**Required task**. Go through the records and show each line where the word "marker" occurs.

**Supplied data**.
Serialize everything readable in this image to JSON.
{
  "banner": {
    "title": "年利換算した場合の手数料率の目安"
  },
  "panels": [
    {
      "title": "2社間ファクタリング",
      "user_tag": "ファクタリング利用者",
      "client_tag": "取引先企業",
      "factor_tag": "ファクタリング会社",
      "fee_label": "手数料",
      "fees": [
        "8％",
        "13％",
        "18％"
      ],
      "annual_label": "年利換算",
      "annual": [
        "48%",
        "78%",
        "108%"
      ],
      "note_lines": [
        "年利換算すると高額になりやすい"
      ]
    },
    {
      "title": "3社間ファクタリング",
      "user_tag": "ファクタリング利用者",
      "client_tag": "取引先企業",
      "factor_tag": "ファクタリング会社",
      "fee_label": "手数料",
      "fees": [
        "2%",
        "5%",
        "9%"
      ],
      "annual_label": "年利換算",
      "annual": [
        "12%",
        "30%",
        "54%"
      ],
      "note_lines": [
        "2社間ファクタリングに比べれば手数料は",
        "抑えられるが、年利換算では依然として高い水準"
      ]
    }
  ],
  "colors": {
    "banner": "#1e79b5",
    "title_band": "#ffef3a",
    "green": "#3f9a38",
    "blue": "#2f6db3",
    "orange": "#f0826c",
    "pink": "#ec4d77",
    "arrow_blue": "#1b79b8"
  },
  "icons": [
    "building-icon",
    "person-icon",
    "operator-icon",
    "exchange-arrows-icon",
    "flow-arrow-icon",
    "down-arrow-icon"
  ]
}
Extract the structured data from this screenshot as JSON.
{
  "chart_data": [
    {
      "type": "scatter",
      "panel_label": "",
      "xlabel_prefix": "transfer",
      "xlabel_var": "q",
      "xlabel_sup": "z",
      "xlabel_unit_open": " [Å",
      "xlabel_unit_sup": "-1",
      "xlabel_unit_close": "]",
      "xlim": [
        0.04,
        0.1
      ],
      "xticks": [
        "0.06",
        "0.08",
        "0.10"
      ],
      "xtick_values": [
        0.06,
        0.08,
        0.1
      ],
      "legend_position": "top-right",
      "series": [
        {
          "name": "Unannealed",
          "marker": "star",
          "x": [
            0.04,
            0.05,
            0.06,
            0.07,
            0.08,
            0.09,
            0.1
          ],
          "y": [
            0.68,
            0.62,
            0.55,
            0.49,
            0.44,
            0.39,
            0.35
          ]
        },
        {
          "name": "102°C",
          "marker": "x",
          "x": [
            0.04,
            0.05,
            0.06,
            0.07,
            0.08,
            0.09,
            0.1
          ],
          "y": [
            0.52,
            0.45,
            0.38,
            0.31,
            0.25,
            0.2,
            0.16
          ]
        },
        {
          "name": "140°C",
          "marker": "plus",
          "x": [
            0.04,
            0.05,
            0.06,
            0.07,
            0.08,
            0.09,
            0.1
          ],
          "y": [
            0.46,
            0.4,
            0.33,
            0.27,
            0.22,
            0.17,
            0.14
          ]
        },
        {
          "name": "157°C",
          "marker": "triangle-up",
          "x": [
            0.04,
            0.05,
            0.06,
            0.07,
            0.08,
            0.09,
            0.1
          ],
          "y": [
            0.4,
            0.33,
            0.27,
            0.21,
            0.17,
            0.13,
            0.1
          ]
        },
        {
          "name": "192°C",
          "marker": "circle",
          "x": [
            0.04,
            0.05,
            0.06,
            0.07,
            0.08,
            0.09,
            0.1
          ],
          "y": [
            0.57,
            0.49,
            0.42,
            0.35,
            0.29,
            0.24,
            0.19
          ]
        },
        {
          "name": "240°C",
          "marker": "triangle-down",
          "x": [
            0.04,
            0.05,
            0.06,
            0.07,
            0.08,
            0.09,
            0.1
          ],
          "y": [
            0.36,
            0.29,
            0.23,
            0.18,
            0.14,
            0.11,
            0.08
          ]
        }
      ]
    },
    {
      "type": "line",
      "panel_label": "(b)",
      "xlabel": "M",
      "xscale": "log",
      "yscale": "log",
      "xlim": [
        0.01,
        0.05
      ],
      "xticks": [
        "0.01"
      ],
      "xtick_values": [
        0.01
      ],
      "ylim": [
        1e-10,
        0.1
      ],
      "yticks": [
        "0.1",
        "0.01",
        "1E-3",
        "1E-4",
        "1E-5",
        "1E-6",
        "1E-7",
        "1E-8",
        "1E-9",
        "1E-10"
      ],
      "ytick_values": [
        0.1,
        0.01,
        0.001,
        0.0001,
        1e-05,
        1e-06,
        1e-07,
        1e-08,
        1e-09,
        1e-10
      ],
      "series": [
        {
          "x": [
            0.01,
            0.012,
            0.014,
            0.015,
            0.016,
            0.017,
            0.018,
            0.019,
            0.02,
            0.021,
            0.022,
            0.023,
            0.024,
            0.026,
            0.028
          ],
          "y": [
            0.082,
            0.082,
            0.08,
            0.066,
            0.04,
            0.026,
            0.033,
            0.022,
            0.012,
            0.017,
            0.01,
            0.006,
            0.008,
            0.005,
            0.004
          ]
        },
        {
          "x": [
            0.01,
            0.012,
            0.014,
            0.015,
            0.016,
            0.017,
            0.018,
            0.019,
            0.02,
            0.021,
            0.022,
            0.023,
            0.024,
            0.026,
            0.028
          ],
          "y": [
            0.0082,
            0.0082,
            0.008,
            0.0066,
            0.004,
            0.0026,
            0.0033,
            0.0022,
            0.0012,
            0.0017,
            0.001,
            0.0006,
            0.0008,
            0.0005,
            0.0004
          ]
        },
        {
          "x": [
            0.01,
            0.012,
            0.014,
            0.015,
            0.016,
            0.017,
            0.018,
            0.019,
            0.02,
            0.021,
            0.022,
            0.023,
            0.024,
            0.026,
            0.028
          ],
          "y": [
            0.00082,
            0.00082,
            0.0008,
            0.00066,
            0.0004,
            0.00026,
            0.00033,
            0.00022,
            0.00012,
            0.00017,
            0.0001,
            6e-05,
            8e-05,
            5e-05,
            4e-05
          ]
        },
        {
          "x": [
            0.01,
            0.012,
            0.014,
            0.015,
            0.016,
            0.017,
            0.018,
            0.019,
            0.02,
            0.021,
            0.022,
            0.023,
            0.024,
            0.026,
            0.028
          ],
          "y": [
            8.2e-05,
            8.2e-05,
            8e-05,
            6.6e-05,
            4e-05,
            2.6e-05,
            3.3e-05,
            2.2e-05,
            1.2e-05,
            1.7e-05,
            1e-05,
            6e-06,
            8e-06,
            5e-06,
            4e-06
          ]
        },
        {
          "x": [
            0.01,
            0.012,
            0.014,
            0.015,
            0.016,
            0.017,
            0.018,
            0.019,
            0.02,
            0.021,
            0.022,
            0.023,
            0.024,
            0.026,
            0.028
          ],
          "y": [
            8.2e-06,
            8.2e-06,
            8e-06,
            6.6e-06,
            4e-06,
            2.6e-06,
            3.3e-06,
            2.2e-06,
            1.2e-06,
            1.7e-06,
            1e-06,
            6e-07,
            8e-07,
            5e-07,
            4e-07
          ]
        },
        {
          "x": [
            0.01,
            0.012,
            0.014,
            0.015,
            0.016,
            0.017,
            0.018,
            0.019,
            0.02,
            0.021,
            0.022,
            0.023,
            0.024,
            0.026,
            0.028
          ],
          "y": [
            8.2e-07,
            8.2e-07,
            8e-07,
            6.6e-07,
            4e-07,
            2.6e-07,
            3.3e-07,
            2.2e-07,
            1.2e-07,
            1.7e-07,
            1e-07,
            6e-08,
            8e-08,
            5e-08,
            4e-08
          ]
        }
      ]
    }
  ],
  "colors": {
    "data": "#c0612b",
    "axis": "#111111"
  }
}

**Result of this task**.
          "marker": "star",
          "marker": "x",
          "marker": "plus",
          "marker": "triangle-up",
          "marker": "circle",
          "marker": "triangle-down",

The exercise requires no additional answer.